Using the compression notes, state how much storage a 90 minute standard definition video would need without compression.

- Page extract
## begin
CISC 457, Compression

Image and video compression is necessary for storage and transmission. Consider that a raw standard definition (SD) video is $720 \times 480$ pixels per frame, with three bytes per pixel and 30 frames per second. A 90 minute video would take 156.5 GB if not compressed.

The compression ratio of a signal is $$\textrm{bits in uncompressed signal} \over \textrm{bits in compressed signal}$$

Redundancy [G&W 8.1]

There are several sources of redundancy in an image, which can be exploited to compress the image.

Coding Redundancy

Here there are only four intensities, but eight bits per pixel:

coding redundancy [ G&W figure 8.1 ]

Let $P(k)$ = probability of value $k$ appearing in the pixel stream.

Then $P(k) = {N_k \over N}$ for $N_k$ the number of pixels of value $k$ and $N$ the total number of pixels.

Let $\ell(k)$ = number of bits to encode value $k$.
## end
- Material
## begin
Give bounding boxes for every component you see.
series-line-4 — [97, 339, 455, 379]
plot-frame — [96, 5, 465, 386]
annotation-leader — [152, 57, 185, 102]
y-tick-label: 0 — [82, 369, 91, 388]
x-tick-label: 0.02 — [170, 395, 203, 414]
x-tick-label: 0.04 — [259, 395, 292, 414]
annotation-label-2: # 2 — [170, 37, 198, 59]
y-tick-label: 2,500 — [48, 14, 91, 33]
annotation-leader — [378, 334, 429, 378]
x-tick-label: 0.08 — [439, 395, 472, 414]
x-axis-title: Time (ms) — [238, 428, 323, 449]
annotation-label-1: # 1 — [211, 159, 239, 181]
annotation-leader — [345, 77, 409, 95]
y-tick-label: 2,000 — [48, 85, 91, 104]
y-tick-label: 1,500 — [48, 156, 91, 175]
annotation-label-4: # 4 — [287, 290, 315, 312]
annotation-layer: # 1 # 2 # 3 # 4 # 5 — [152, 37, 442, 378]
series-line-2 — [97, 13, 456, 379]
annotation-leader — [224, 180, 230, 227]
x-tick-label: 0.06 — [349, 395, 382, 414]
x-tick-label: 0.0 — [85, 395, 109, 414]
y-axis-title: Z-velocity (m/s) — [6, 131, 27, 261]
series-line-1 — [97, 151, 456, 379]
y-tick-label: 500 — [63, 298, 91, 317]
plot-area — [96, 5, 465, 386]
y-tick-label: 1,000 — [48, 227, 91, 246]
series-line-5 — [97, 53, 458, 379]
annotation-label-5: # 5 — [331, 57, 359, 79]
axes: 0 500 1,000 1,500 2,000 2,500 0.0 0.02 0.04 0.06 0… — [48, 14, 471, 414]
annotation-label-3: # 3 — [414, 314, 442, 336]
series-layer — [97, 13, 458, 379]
## end
- Exercise output
156.5 GB